Items from a dataset
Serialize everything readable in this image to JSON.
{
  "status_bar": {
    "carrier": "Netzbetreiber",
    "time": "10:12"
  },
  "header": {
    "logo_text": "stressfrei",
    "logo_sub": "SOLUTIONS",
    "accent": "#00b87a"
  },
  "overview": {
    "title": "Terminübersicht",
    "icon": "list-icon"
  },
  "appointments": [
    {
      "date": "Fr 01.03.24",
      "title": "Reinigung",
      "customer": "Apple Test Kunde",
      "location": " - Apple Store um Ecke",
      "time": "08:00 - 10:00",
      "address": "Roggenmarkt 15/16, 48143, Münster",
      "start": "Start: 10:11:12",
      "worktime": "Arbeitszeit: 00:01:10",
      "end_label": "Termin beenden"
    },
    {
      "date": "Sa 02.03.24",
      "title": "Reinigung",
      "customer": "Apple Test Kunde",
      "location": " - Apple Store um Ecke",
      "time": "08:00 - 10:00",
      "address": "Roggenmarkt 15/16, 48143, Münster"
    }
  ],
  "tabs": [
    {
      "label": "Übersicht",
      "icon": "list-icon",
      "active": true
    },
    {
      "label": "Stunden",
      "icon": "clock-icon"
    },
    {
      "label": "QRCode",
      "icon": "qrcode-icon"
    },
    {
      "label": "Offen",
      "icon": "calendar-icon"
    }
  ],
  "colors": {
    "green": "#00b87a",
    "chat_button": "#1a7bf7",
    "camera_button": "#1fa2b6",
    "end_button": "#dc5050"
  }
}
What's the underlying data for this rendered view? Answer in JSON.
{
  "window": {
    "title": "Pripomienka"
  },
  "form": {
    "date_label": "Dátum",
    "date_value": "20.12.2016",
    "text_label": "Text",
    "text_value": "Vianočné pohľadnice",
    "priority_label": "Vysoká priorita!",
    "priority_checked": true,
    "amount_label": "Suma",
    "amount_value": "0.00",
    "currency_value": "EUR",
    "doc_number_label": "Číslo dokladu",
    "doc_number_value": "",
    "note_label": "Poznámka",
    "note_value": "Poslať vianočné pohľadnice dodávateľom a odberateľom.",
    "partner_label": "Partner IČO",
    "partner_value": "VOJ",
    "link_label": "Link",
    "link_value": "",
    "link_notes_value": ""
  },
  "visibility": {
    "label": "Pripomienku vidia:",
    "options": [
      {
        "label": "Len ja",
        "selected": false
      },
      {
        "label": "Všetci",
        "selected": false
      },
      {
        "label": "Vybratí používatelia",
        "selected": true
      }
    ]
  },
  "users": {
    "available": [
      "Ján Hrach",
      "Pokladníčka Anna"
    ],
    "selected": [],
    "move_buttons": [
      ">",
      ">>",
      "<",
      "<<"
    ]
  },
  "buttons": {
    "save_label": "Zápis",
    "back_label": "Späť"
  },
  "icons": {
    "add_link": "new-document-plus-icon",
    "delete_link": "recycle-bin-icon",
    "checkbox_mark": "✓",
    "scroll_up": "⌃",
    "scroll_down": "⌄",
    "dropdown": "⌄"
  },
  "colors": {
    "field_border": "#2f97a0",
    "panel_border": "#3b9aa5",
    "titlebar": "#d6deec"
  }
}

### Stated goal
Write out all of the records above exactly as they appear.

### Exercise response
Serialize everything readable in this image to JSON.
{
  "status_bar": {
    "carrier": "Netzbetreiber",
    "time": "10:12"
  },
  "header": {
    "logo_text": "stressfrei",
    "logo_sub": "SOLUTIONS",
    "accent": "#00b87a"
  },
  "overview": {
    "title": "Terminübersicht",
    "icon": "list-icon"
  },
  "appointments": [
    {
      "date": "Fr 01.03.24",
      "title": "Reinigung",
      "customer": "Apple Test Kunde",
      "location": " - Apple Store um Ecke",
      "time": "08:00 - 10:00",
      "address": "Roggenmarkt 15/16, 48143, Münster",
      "start": "Start: 10:11:12",
      "worktime": "Arbeitszeit: 00:01:10",
      "end_label": "Termin beenden"
    },
    {
      "date": "Sa 02.03.24",
      "title": "Reinigung",
      "customer": "Apple Test Kunde",
      "location": " - Apple Store um Ecke",
      "time": "08:00 - 10:00",
      "address": "Roggenmarkt 15/16, 48143, Münster"
    }
  ],
  "tabs": [
    {
      "label": "Übersicht",
      "icon": "list-icon",
      "active": true
    },
    {
      "label": "Stunden",
      "icon": "clock-icon"
    },
    {
      "label": "QRCode",
      "icon": "qrcode-icon"
    },
    {
      "label": "Offen",
      "icon": "calendar-icon"
    }
  ],
  "colors": {
    "green": "#00b87a",
    "chat_button": "#1a7bf7",
    "camera_button": "#1fa2b6",
    "end_button": "#dc5050"
  }
}
What's the underlying data for this rendered view? Answer in JSON.
{
  "window": {
    "title": "Pripomienka"
  },
  "form": {
    "date_label": "Dátum",
    "date_value": "20.12.2016",
    "text_label": "Text",
    "text_value": "Vianočné pohľadnice",
    "priority_label": "Vysoká priorita!",
    "priority_checked": true,
    "amount_label": "Suma",
    "amount_value": "0.00",
    "currency_value": "EUR",
    "doc_number_label": "Číslo dokladu",
    "doc_number_value": "",
    "note_label": "Poznámka",
    "note_value": "Poslať vianočné pohľadnice dodávateľom a odberateľom.",
    "partner_label": "Partner IČO",
    "partner_value": "VOJ",
    "link_label": "Link",
    "link_value": "",
    "link_notes_value": ""
  },
  "visibility": {
    "label": "Pripomienku vidia:",
    "options": [
      {
        "label": "Len ja",
        "selected": false
      },
      {
        "label": "Všetci",
        "selected": false
      },
      {
        "label": "Vybratí používatelia",
        "selected": true
      }
    ]
  },
  "users": {
    "available": [
      "Ján Hrach",
      "Pokladníčka Anna"
    ],
    "selected": [],
    "move_buttons": [
      ">",
      ">>",
      "<",
      "<<"
    ]
  },
  "buttons": {
    "save_label": "Zápis",
    "back_label": "Späť"
  },
  "icons": {
    "add_link": "new-document-plus-icon",
    "delete_link": "recycle-bin-icon",
    "checkbox_mark": "✓",
    "scroll_up": "⌃",
    "scroll_down": "⌄",
    "dropdown": "⌄"
  },
  "colors": {
    "field_border": "#2f97a0",
    "panel_border": "#3b9aa5",
    "titlebar": "#d6deec"
  }
}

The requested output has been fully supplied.